* START *

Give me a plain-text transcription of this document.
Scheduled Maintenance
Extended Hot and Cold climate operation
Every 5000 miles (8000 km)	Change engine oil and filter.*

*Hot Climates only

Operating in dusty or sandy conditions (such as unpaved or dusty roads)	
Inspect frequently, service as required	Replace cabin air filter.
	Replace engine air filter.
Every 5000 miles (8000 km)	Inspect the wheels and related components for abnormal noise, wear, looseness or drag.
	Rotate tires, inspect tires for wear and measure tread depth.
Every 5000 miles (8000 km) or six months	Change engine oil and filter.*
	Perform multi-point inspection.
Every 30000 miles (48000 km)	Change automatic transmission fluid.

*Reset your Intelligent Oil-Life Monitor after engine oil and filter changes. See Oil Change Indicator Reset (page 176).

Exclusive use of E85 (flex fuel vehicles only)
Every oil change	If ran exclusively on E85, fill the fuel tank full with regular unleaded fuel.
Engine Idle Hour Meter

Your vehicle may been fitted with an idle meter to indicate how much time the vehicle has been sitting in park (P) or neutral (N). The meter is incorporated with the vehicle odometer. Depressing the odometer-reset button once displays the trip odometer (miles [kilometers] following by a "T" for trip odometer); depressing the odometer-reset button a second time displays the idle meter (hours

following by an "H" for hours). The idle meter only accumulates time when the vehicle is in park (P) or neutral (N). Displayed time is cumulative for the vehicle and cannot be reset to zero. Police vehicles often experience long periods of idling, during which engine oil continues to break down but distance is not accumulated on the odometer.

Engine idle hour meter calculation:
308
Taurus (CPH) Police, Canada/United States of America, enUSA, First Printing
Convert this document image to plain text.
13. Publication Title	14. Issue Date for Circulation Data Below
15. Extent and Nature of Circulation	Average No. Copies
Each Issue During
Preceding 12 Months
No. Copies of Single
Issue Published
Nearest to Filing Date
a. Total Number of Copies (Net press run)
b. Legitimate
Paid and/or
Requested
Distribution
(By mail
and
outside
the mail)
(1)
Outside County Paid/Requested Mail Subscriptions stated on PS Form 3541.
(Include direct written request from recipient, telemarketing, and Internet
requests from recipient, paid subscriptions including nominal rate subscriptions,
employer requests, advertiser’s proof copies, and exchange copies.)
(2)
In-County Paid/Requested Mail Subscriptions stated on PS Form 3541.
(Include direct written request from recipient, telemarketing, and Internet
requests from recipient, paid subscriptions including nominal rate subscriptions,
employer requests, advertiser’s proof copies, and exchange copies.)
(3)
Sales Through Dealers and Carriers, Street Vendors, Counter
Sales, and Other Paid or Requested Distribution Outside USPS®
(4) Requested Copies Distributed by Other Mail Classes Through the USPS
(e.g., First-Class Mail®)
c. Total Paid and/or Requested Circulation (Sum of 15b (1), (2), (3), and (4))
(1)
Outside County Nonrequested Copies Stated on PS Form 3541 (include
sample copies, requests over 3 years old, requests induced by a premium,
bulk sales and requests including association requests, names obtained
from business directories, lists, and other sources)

* END *

# [TASK STATEMENT]
Extract the complete listing above, reproducing each line exactly.

# [TASK SOLUTION]
Give me a plain-text transcription of this document.
Scheduled Maintenance
Extended Hot and Cold climate operation
Every 5000 miles (8000 km)	Change engine oil and filter.*

*Hot Climates only

Operating in dusty or sandy conditions (such as unpaved or dusty roads)	
Inspect frequently, service as required	Replace cabin air filter.
	Replace engine air filter.
Every 5000 miles (8000 km)	Inspect the wheels and related components for abnormal noise, wear, looseness or drag.
	Rotate tires, inspect tires for wear and measure tread depth.
Every 5000 miles (8000 km) or six months	Change engine oil and filter.*
	Perform multi-point inspection.
Every 30000 miles (48000 km)	Change automatic transmission fluid.

*Reset your Intelligent Oil-Life Monitor after engine oil and filter changes. See Oil Change Indicator Reset (page 176).

Exclusive use of E85 (flex fuel vehicles only)
Every oil change	If ran exclusively on E85, fill the fuel tank full with regular unleaded fuel.
Engine Idle Hour Meter

Your vehicle may been fitted with an idle meter to indicate how much time the vehicle has been sitting in park (P) or neutral (N). The meter is incorporated with the vehicle odometer. Depressing the odometer-reset button once displays the trip odometer (miles [kilometers] following by a "T" for trip odometer); depressing the odometer-reset button a second time displays the idle meter (hours

following by an "H" for hours). The idle meter only accumulates time when the vehicle is in park (P) or neutral (N). Displayed time is cumulative for the vehicle and cannot be reset to zero. Police vehicles often experience long periods of idling, during which engine oil continues to break down but distance is not accumulated on the odometer.

Engine idle hour meter calculation:
308
Taurus (CPH) Police, Canada/United States of America, enUSA, First Printing
Convert this document image to plain text.
13. Publication Title	14. Issue Date for Circulation Data Below
15. Extent and Nature of Circulation	Average No. Copies
Each Issue During
Preceding 12 Months
No. Copies of Single
Issue Published
Nearest to Filing Date
a. Total Number of Copies (Net press run)
b. Legitimate
Paid and/or
Requested
Distribution
(By mail
and
outside
the mail)
(1)
Outside County Paid/Requested Mail Subscriptions stated on PS Form 3541.
(Include direct written request from recipient, telemarketing, and Internet
requests from recipient, paid subscriptions including nominal rate subscriptions,
employer requests, advertiser’s proof copies, and exchange copies.)
(2)
In-County Paid/Requested Mail Subscriptions stated on PS Form 3541.
(Include direct written request from recipient, telemarketing, and Internet
requests from recipient, paid subscriptions including nominal rate subscriptions,
employer requests, advertiser’s proof copies, and exchange copies.)
(3)
Sales Through Dealers and Carriers, Street Vendors, Counter
Sales, and Other Paid or Requested Distribution Outside USPS®
(4) Requested Copies Distributed by Other Mail Classes Through the USPS
(e.g., First-Class Mail®)
c. Total Paid and/or Requested Circulation (Sum of 15b (1), (2), (3), and (4))
(1)
Outside County Nonrequested Copies Stated on PS Form 3541 (include
sample copies, requests over 3 years old, requests induced by a premium,
bulk sales and requests including association requests, names obtained
from business directories, lists, and other sources)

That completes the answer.